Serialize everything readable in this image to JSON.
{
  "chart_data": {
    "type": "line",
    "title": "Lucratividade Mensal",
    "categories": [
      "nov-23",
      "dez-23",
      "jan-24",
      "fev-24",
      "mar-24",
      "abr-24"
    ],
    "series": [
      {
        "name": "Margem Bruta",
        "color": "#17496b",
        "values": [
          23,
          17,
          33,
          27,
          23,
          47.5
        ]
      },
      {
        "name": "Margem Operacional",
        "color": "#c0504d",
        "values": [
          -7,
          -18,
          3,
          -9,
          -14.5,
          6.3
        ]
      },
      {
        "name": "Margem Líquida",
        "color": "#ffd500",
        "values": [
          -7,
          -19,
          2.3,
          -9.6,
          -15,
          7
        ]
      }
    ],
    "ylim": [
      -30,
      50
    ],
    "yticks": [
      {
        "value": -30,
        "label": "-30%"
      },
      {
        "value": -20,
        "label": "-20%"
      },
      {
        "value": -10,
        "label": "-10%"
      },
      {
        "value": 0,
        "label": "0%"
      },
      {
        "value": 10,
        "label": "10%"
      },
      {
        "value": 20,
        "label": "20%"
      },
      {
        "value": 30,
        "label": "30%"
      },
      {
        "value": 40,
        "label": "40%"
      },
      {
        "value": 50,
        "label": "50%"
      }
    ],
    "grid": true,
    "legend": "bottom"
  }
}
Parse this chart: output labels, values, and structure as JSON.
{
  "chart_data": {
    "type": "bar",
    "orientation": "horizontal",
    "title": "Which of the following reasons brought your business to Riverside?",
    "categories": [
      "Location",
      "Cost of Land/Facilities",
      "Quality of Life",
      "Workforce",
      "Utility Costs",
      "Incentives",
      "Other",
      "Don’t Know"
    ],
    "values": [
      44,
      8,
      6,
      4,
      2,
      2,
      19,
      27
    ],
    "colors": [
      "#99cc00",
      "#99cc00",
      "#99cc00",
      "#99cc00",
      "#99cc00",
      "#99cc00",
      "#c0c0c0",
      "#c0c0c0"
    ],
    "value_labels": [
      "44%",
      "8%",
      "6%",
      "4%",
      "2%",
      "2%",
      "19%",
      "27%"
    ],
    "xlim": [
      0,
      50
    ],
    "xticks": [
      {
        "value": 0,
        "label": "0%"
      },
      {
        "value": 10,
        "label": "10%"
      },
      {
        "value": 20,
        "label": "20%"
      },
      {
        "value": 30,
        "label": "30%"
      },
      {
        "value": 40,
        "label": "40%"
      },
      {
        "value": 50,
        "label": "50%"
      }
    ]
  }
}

· · ·

TASK OBJECTIVE: Take the material above and return all of it exactly.

TASK SOLUTION:
Serialize everything readable in this image to JSON.
{
  "chart_data": {
    "type": "line",
    "title": "Lucratividade Mensal",
    "categories": [
      "nov-23",
      "dez-23",
      "jan-24",
      "fev-24",
      "mar-24",
      "abr-24"
    ],
    "series": [
      {
        "name": "Margem Bruta",
        "color": "#17496b",
        "values": [
          23,
          17,
          33,
          27,
          23,
          47.5
        ]
      },
      {
        "name": "Margem Operacional",
        "color": "#c0504d",
        "values": [
          -7,
          -18,
          3,
          -9,
          -14.5,
          6.3
        ]
      },
      {
        "name": "Margem Líquida",
        "color": "#ffd500",
        "values": [
          -7,
          -19,
          2.3,
          -9.6,
          -15,
          7
        ]
      }
    ],
    "ylim": [
      -30,
      50
    ],
    "yticks": [
      {
        "value": -30,
        "label": "-30%"
      },
      {
        "value": -20,
        "label": "-20%"
      },
      {
        "value": -10,
        "label": "-10%"
      },
      {
        "value": 0,
        "label": "0%"
      },
      {
        "value": 10,
        "label": "10%"
      },
      {
        "value": 20,
        "label": "20%"
      },
      {
        "value": 30,
        "label": "30%"
      },
      {
        "value": 40,
        "label": "40%"
      },
      {
        "value": 50,
        "label": "50%"
      }
    ],
    "grid": true,
    "legend": "bottom"
  }
}
Parse this chart: output labels, values, and structure as JSON.
{
  "chart_data": {
    "type": "bar",
    "orientation": "horizontal",
    "title": "Which of the following reasons brought your business to Riverside?",
    "categories": [
      "Location",
      "Cost of Land/Facilities",
      "Quality of Life",
      "Workforce",
      "Utility Costs",
      "Incentives",
      "Other",
      "Don’t Know"
    ],
    "values": [
      44,
      8,
      6,
      4,
      2,
      2,
      19,
      27
    ],
    "colors": [
      "#99cc00",
      "#99cc00",
      "#99cc00",
      "#99cc00",
      "#99cc00",
      "#99cc00",
      "#c0c0c0",
      "#c0c0c0"
    ],
    "value_labels": [
      "44%",
      "8%",
      "6%",
      "4%",
      "2%",
      "2%",
      "19%",
      "27%"
    ],
    "xlim": [
      0,
      50
    ],
    "xticks": [
      {
        "value": 0,
        "label": "0%"
      },
      {
        "value": 10,
        "label": "10%"
      },
      {
        "value": 20,
        "label": "20%"
      },
      {
        "value": 30,
        "label": "30%"
      },
      {
        "value": 40,
        "label": "40%"
      },
      {
        "value": 50,
        "label": "50%"
      }
    ]
  }
}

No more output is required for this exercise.